### [Stated task 1]
Collect every line of the records that contains the word "Pull".

### [Reading passage]

If you have nubs, one might knock those off, and wipe down with MS to pick up any dust before applying the final coat.

It might be best to let the final coat cure, and then buff with 0000 and wax. Just my thought - which could be wrong!?!

Dan Mitchell
11-18-2009, 7:39 PM
Thanks John, I was wondering about wax. The finish actually looks quite nice; not really even any nubs. Maybe I shouldn't push my luck :D

Would the Johnson's paste wax I use on the TS, etc., be a good choice?

John Keeton
11-18-2009, 7:58 PM
That would be what I would use, but again, I am betting there are other opinions on this, so give the thread a little time and see what you get.

Also, you will need to let the finish cure for a couple weeks or so, depending on conditions, before you rub it out. Have you, or could you, do a test board with similar coats, and test it at intervals with 0000 and wax? Might prevent a disaster.

Dan Mitchell
11-18-2009, 9:31 PM
That would be what I would use, but again, I am betting there are other opinions on this, so give the thread a little time and see what you get.

Also, you will need to let the finish cure for a couple weeks or so, depending on conditions, before you rub it out. Have you, or could you, do a test board with similar coats, and test it at intervals with 0000 and wax? Might prevent a disaster.

The underside is pretty obscured, I could test a spot there, particularly under where the legs will be mounted anyway. I hadn't thought of letting it cure for so long, probably a good idea. That is one other thing I wondered about. I'm using an unheated bedroom as a finishing room, heating it up for about 2 hours before/during/immediately after applying the finishwith a small electric heater. It's probably about 55 in there the rest of the time. I have noticed the table still smells pretty strongly of the finish, though it's not tacky at all. Maybe I should move it to a heated area?

Is the usual technique to actually apply the wax with the 0000, using it as a pad?

Thanks for your input.

John Keeton
11-18-2009, 9:42 PM
Dan, I have not rubbed out with the wax and 0000 together, but I have seen posts by others that have. Again, I think a test area where you could try a couple of techniques is critical.

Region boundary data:
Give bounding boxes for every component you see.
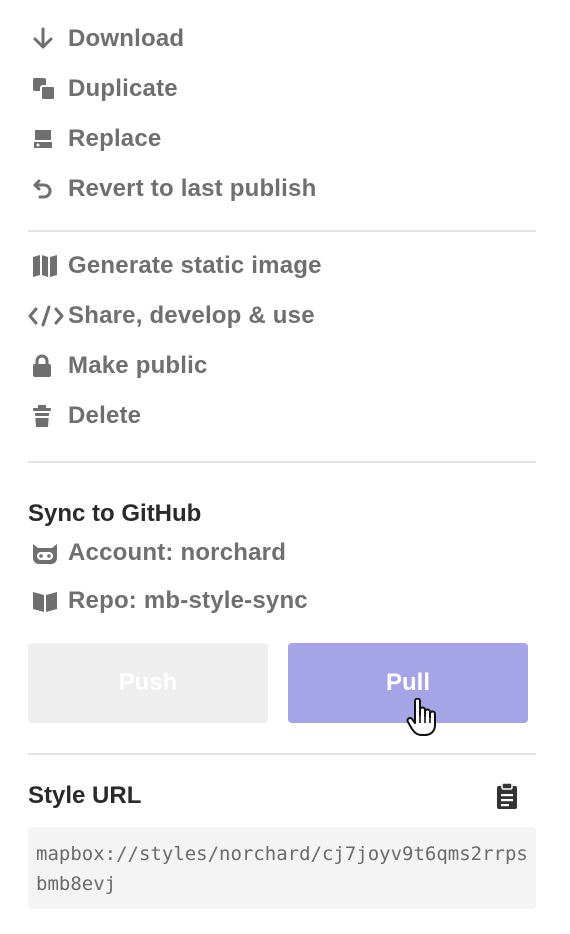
book-icon [28,585,68,617]
github-repo-item[interactable]: Repo: mb-style-sync [28,577,536,625]
revert-icon [28,173,68,205]
menu-item-label: Revert to last publish [68,175,317,202]
secondary-actions-menu: Generate static image Share, develop & u… [28,232,536,441]
menu-item-replace[interactable]: Replace [28,114,536,164]
menu-item-label: Replace [68,125,162,152]
clipboard-icon[interactable] [490,779,524,813]
style-options-panel: Download Duplicate Replace Revert to las… [28,0,536,909]
github-account-item[interactable]: Account: norchard [28,529,536,577]
github-account-label: Account: norchard [68,539,287,566]
octocat-icon [28,537,68,569]
duplicate-icon [28,73,68,105]
pull-button[interactable]: Pull [288,643,528,736]
menu-item-duplicate[interactable]: Duplicate [28,64,536,114]
push-button[interactable]: Push [28,643,268,723]
replace-icon [28,123,68,155]
code-icon [28,300,68,332]
primary-actions-menu: Download Duplicate Replace Revert to las… [28,0,536,214]
style-url-value[interactable]: mapbox://styles/norchard/cj7joyv9t6qms2r… [28,827,536,909]
pull-button-label: Pull [385,669,430,696]
style-url-title: Style URL [28,782,142,809]
trash-icon [28,400,68,432]
menu-item-make-public[interactable]: Make public [28,341,536,391]
map-icon [28,250,68,282]
style-url-header: Style URL [28,779,536,813]
download-icon [28,23,68,55]
menu-item-label: Make public [68,352,208,379]
github-repo-label: Repo: mb-style-sync [68,587,308,614]
menu-item-share-develop-use[interactable]: Share, develop & use [28,291,536,341]
hand-cursor-icon [406,697,438,738]
menu-item-generate-static-image[interactable]: Generate static image [28,241,536,291]
menu-item-delete[interactable]: Delete [28,391,536,441]
divider [28,753,536,755]
lock-icon [28,350,68,382]
menu-item-label: Share, develop & use [68,302,315,329]
sync-buttons: Push Pull [28,643,528,736]
sync-section-title: Sync to GitHub [28,500,202,527]
menu-item-label: Download [68,25,185,52]
menu-item-revert[interactable]: Revert to last publish [28,164,536,214]
sync-info-list: Account: norchard Repo: mb-style-sync [28,529,536,625]
menu-item-download[interactable]: Download [28,14,536,64]
menu-item-label: Duplicate [68,75,178,102]
menu-item-label: Generate static image [68,252,322,279]
menu-item-label: Delete [68,402,142,429]
divider [28,461,536,463]
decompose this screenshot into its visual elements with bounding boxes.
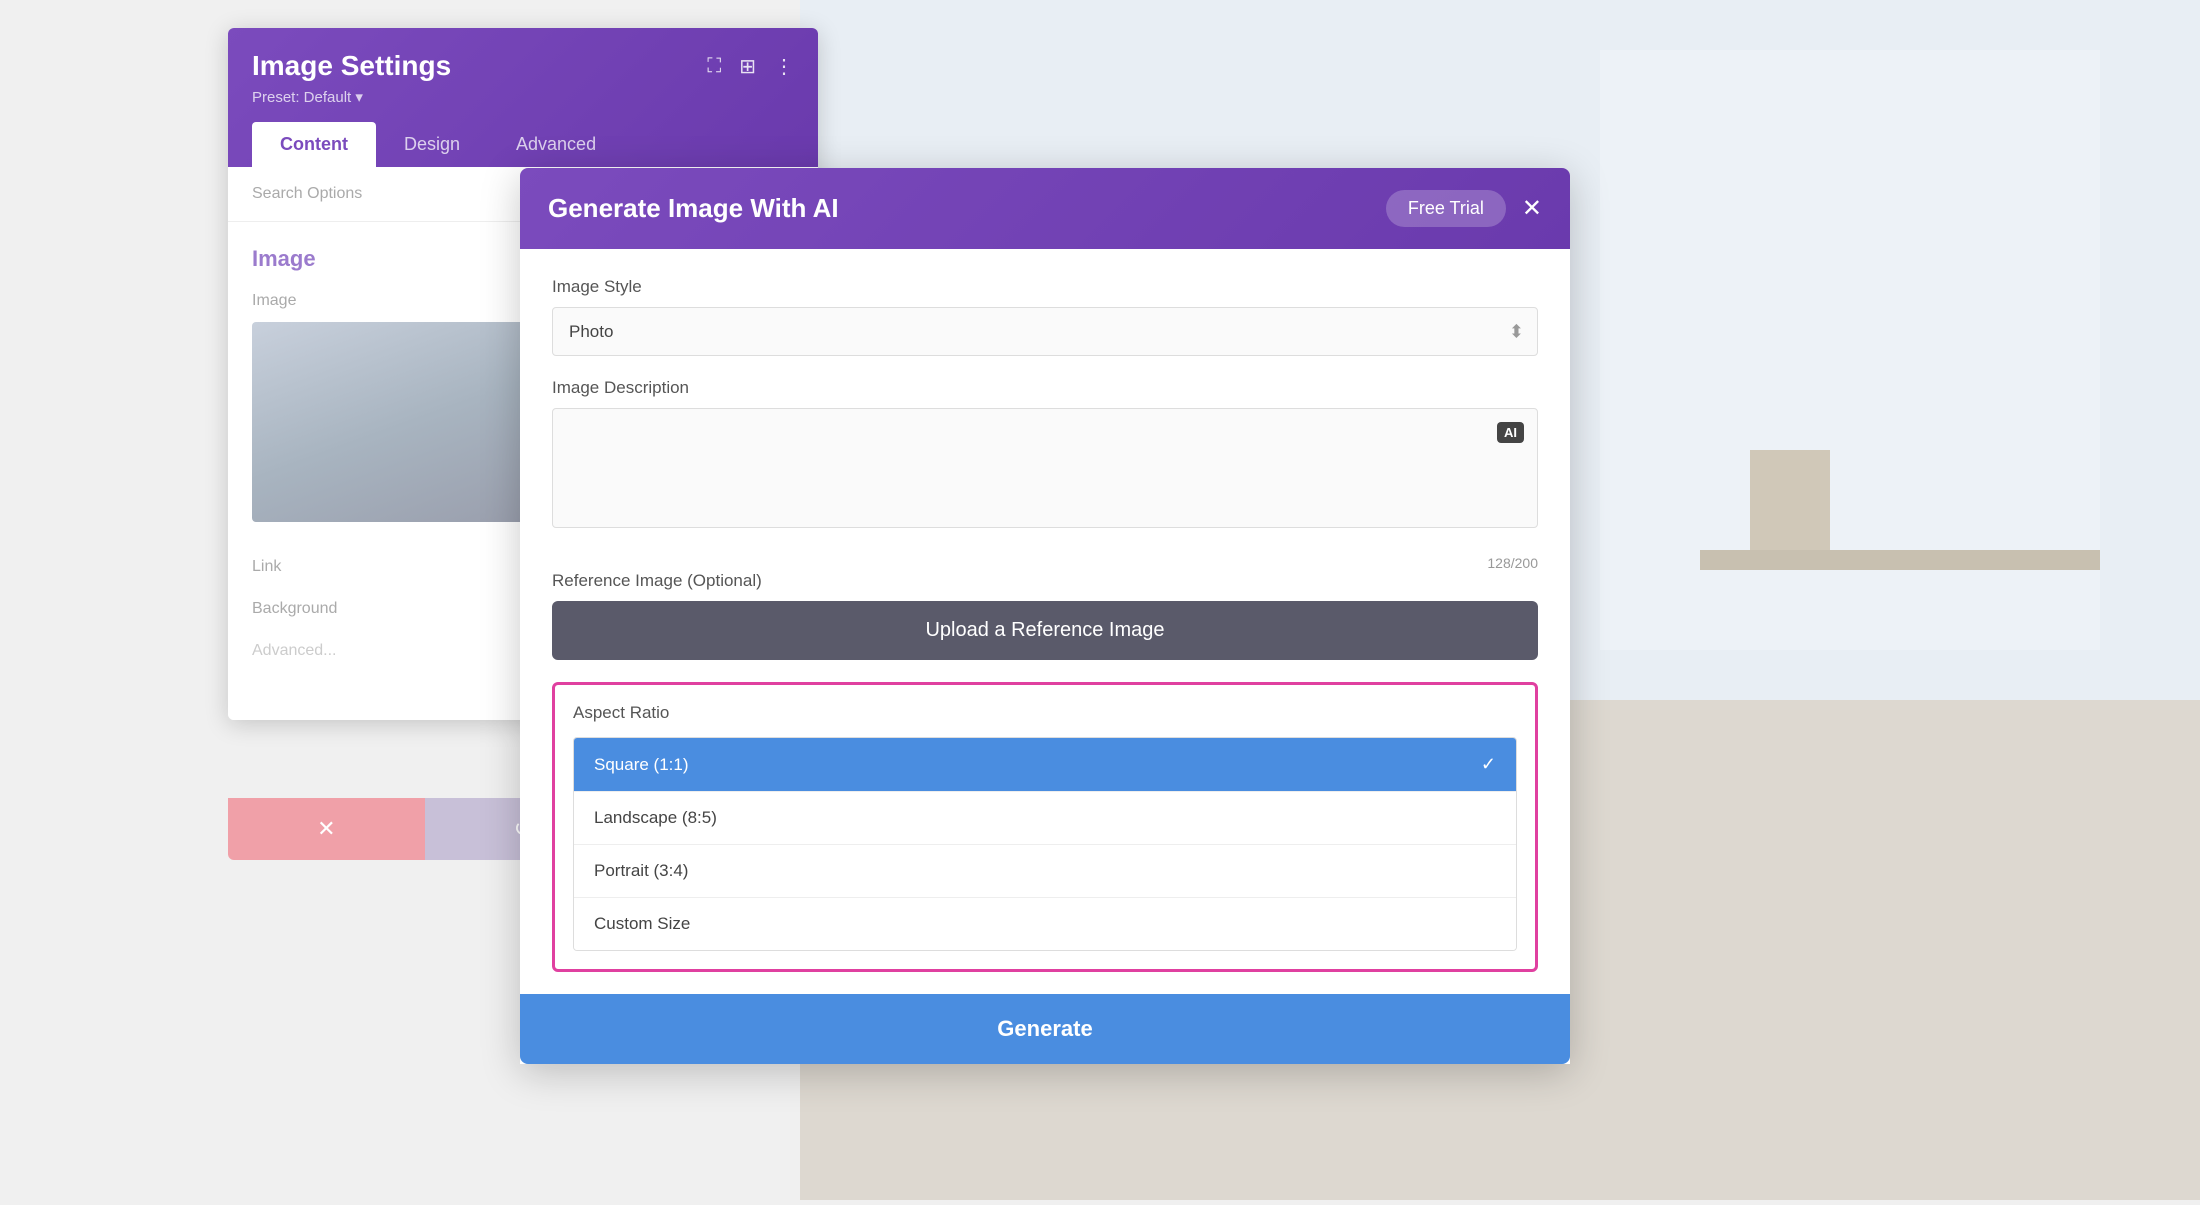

### [Stated task 2]
Write out the part of the wood-finishing thread starting at "The underside is" and ending at "for your input.".

### [Complete output 1]
pull-button[interactable]: Pull [288,643,528,736]
pull-button-label: Pull [385,669,430,696]
sync-buttons: Push Pull [28,643,528,736]

### [Complete output 2]
The underside is pretty obscured, I could test a spot there, particularly under where the legs will be mounted anyway. I hadn't thought of letting it cure for so long, probably a good idea. That is one other thing I wondered about. I'm using an unheated bedroom as a finishing room, heating it up for about 2 hours before/during/immediately after applying the finishwith a small electric heater. It's probably about 55 in there the rest of the time. I have noticed the table still smells pretty strongly of the finish, though it's not tacky at all. Maybe I should move it to a heated area?

Is the usual technique to actually apply the wax with the 0000, using it as a pad?

Thanks for your input.